** start **

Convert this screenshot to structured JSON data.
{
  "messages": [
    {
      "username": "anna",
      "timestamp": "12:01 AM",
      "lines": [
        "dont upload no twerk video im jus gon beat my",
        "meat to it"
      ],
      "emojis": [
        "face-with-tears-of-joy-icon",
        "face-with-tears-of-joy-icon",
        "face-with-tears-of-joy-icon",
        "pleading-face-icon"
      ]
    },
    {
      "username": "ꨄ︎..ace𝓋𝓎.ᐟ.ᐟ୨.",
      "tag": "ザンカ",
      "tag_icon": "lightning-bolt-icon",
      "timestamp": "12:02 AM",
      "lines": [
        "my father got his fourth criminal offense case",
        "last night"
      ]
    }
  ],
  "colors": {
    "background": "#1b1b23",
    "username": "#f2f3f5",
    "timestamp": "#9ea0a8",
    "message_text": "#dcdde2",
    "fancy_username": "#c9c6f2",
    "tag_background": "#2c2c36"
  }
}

** end **

Work to be completed: From the records above, please extract every line and repeat it exactly.

The answer:
Convert this screenshot to structured JSON data.
{
  "messages": [
    {
      "username": "anna",
      "timestamp": "12:01 AM",
      "lines": [
        "dont upload no twerk video im jus gon beat my",
        "meat to it"
      ],
      "emojis": [
        "face-with-tears-of-joy-icon",
        "face-with-tears-of-joy-icon",
        "face-with-tears-of-joy-icon",
        "pleading-face-icon"
      ]
    },
    {
      "username": "ꨄ︎..ace𝓋𝓎.ᐟ.ᐟ୨.",
      "tag": "ザンカ",
      "tag_icon": "lightning-bolt-icon",
      "timestamp": "12:02 AM",
      "lines": [
        "my father got his fourth criminal offense case",
        "last night"
      ]
    }
  ],
  "colors": {
    "background": "#1b1b23",
    "username": "#f2f3f5",
    "timestamp": "#9ea0a8",
    "message_text": "#dcdde2",
    "fancy_username": "#c9c6f2",
    "tag_background": "#2c2c36"
  }
}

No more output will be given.